**What you will do**: Return every record below exactly as written, omitting any pictures.
* Begin Dataset entries *
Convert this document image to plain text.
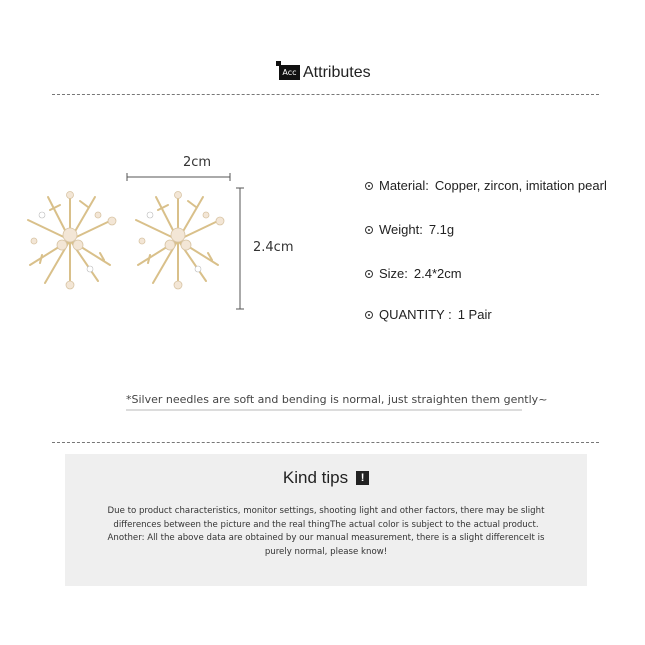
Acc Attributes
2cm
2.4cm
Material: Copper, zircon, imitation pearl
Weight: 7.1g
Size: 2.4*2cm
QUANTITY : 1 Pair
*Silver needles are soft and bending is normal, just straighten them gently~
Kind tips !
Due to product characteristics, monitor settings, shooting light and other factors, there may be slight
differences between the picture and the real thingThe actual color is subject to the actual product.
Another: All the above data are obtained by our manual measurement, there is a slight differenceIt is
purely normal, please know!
* End Dataset entries *
**Final result**:
Convert this document image to plain text.
Acc Attributes
2cm
2.4cm
Material: Copper, zircon, imitation pearl
Weight: 7.1g
Size: 2.4*2cm
QUANTITY : 1 Pair
*Silver needles are soft and bending is normal, just straighten them gently~
Kind tips !
Due to product characteristics, monitor settings, shooting light and other factors, there may be slight
differences between the picture and the real thingThe actual color is subject to the actual product.
Another: All the above data are obtained by our manual measurement, there is a slight differenceIt is
purely normal, please know!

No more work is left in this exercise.